### Problem statement:
Count every line below in which "name" occurs, then give only the count.

-- begin Material to process --

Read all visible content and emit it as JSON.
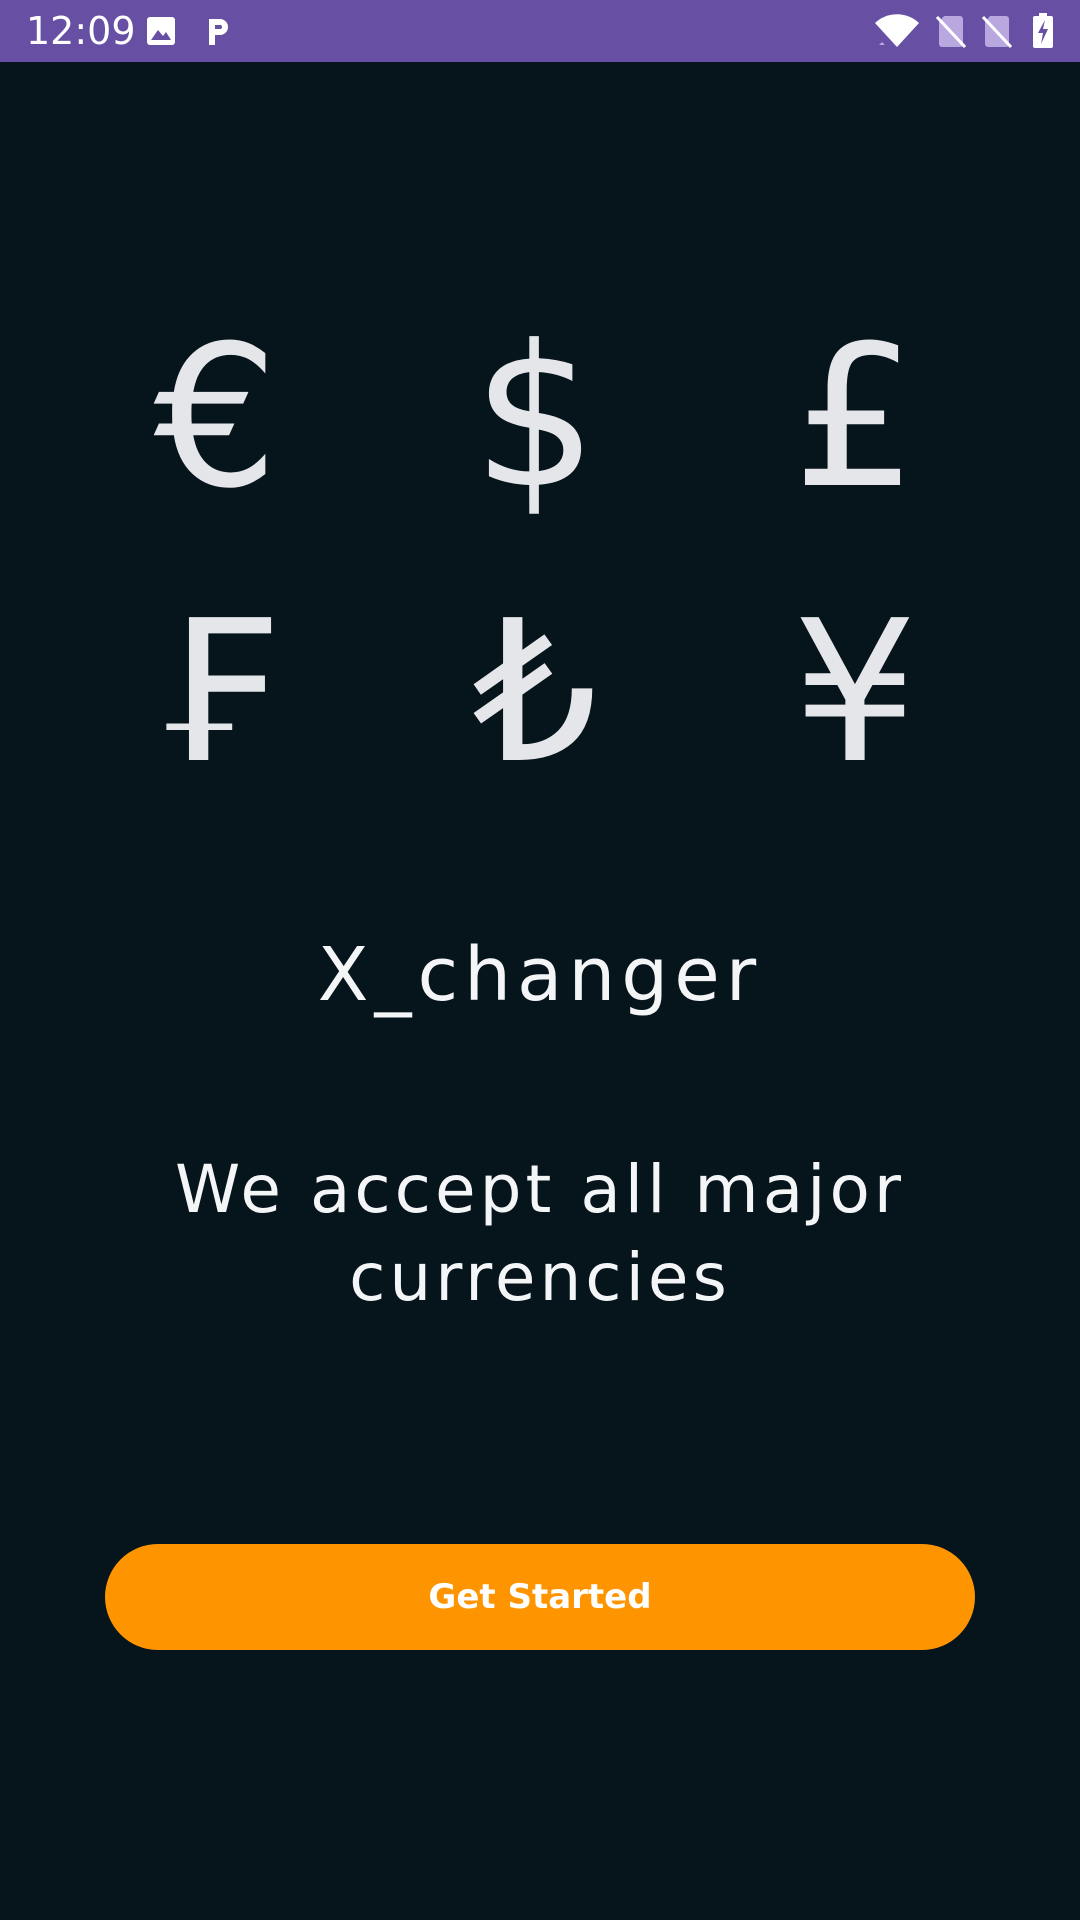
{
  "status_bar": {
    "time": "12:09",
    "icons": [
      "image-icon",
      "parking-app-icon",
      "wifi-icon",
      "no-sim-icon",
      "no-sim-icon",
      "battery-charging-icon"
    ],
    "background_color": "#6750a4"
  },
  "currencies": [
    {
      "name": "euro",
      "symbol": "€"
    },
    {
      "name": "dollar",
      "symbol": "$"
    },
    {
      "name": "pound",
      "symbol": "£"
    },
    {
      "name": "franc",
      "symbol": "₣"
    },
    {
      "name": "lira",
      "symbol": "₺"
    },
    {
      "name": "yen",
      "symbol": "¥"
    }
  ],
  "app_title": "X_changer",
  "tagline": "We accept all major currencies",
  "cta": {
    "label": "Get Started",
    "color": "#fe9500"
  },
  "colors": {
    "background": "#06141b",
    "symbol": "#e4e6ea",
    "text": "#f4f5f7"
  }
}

-- end Material to process --
-- begin Material to process --

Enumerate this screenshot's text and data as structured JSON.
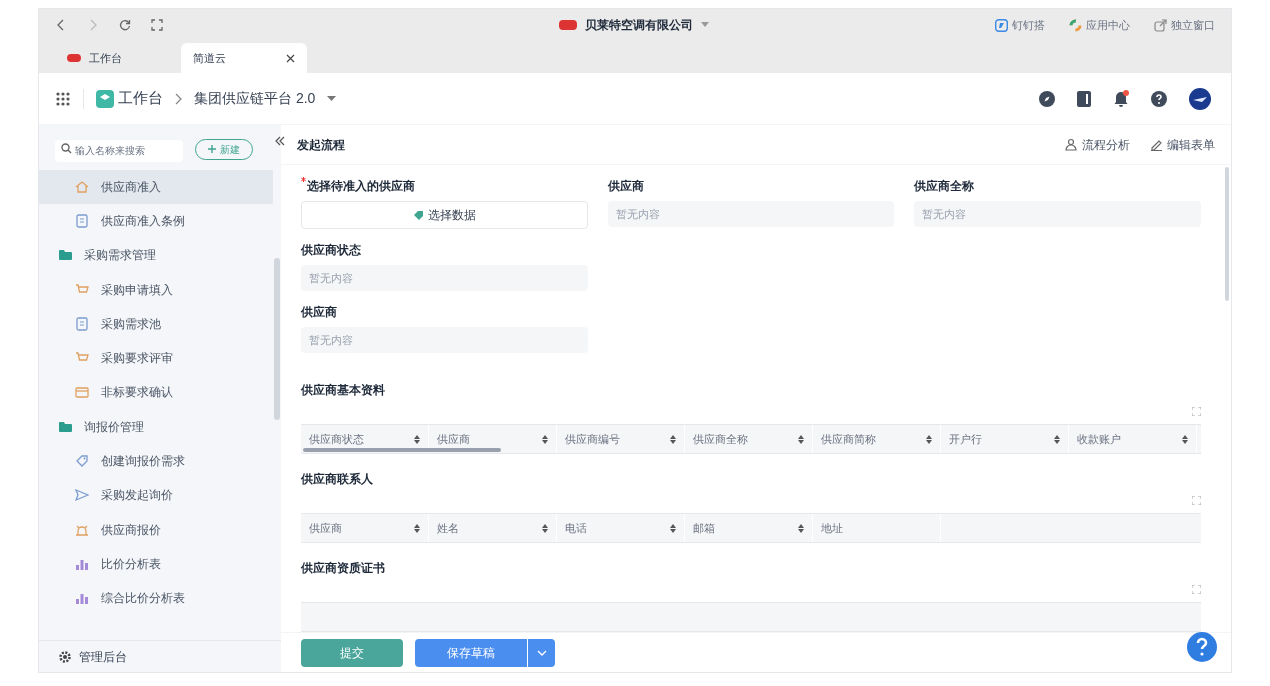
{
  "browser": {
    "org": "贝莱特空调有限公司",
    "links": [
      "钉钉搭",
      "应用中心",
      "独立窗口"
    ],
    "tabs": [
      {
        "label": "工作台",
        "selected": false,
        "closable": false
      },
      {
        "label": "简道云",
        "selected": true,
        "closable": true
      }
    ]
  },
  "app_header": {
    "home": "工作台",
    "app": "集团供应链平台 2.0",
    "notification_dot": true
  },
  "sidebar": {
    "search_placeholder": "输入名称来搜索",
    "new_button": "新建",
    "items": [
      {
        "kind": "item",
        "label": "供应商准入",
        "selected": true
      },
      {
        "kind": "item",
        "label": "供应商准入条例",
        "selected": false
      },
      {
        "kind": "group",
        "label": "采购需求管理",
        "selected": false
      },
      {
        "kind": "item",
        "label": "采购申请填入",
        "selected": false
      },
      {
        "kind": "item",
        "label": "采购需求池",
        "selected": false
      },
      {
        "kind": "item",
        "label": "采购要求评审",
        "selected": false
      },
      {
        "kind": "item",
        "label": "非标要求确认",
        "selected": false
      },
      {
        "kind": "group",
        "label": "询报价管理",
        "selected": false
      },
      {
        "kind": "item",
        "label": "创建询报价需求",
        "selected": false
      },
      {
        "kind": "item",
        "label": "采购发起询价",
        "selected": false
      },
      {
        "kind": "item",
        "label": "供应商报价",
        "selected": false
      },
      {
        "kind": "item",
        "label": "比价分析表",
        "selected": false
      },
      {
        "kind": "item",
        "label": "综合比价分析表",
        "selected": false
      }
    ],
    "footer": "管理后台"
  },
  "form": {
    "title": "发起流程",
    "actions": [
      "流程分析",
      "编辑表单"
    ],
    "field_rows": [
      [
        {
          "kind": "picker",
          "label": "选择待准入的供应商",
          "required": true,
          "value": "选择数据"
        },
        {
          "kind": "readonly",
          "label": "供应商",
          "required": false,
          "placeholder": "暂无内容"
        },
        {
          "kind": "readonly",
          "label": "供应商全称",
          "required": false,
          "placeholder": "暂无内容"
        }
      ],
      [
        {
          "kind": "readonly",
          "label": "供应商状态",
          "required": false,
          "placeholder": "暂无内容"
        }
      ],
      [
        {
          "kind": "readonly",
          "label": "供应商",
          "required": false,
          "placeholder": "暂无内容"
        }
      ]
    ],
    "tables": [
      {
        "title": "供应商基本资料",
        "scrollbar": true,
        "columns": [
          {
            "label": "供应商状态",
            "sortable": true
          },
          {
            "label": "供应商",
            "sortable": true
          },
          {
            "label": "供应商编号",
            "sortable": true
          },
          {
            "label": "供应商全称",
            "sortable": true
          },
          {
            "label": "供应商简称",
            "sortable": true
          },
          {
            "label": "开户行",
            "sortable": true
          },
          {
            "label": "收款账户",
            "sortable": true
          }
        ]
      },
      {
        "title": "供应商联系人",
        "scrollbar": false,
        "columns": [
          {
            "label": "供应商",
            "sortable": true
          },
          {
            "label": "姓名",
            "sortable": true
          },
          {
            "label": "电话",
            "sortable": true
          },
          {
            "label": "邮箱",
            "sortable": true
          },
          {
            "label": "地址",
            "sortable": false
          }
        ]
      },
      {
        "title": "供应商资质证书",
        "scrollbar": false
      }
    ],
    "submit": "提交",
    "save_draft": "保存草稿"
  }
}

-- end Material to process --
-- begin Material to process --

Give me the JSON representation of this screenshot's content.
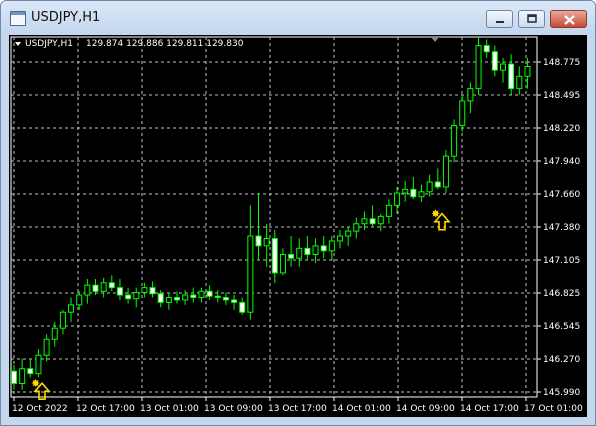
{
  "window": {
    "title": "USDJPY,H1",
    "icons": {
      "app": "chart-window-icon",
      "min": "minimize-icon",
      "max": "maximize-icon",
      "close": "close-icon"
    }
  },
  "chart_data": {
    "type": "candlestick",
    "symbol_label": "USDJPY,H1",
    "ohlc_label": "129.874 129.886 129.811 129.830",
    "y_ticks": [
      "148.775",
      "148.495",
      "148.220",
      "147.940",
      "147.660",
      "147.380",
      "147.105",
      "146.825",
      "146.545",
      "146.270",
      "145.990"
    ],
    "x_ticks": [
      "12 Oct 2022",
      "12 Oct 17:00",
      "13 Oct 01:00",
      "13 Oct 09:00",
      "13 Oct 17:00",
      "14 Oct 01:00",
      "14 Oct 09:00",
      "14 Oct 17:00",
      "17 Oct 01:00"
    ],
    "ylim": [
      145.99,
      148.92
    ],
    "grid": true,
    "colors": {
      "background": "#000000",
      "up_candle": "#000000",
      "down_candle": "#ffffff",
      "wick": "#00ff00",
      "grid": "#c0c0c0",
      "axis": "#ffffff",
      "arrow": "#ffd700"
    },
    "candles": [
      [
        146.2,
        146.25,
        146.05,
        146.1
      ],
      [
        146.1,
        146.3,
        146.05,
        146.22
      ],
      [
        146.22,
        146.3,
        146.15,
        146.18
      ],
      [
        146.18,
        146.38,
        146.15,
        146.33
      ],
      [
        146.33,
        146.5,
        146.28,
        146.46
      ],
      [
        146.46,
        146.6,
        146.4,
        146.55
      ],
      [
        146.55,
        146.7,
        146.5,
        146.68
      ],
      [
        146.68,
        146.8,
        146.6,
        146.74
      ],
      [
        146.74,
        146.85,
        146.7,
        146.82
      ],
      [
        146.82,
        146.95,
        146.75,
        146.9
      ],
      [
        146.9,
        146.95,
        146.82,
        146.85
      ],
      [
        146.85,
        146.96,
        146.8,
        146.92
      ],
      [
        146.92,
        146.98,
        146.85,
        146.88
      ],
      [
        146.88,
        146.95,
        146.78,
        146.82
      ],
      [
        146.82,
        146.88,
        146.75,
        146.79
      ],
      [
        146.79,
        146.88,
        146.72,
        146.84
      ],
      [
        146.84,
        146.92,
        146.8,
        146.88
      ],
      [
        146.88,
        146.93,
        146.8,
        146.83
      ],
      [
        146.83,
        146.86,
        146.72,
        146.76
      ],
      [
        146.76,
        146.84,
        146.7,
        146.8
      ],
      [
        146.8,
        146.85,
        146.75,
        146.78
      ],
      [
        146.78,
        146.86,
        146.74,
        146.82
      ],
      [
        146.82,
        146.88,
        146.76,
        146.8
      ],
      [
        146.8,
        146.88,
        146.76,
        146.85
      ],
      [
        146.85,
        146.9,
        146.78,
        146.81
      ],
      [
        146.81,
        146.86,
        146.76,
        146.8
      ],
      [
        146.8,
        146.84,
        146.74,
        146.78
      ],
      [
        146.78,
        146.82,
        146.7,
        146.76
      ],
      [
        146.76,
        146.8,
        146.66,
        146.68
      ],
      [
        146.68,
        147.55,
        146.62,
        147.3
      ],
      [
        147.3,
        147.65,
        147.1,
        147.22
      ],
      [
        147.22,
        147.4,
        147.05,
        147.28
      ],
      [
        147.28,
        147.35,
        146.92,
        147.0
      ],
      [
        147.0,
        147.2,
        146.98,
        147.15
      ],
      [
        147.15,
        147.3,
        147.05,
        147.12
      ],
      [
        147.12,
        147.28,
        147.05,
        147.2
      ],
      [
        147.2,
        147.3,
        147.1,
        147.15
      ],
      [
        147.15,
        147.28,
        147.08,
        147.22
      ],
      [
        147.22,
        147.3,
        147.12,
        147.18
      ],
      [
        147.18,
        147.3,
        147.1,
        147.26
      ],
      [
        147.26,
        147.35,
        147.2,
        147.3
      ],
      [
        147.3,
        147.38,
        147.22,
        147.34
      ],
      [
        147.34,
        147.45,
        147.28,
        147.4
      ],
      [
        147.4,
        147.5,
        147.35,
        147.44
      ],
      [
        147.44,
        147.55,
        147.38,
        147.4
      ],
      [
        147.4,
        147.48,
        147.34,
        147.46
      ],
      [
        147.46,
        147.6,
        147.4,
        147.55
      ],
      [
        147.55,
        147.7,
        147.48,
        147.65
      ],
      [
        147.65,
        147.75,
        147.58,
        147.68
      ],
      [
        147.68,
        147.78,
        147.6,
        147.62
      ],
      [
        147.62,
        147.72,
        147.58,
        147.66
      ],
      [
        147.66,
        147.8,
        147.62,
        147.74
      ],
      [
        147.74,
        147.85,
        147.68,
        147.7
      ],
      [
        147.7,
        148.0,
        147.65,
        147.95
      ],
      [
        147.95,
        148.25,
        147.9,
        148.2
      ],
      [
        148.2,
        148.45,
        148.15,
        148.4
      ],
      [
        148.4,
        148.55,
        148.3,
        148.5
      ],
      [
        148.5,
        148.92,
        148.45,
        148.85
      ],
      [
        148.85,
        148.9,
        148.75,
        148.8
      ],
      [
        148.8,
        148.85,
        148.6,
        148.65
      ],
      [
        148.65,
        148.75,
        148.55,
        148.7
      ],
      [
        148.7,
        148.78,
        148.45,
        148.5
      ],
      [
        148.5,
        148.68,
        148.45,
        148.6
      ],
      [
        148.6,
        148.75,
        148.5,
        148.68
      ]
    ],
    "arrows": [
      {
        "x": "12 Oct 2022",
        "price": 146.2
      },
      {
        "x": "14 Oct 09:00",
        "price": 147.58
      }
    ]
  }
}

-- end Material to process --

### Solution:
6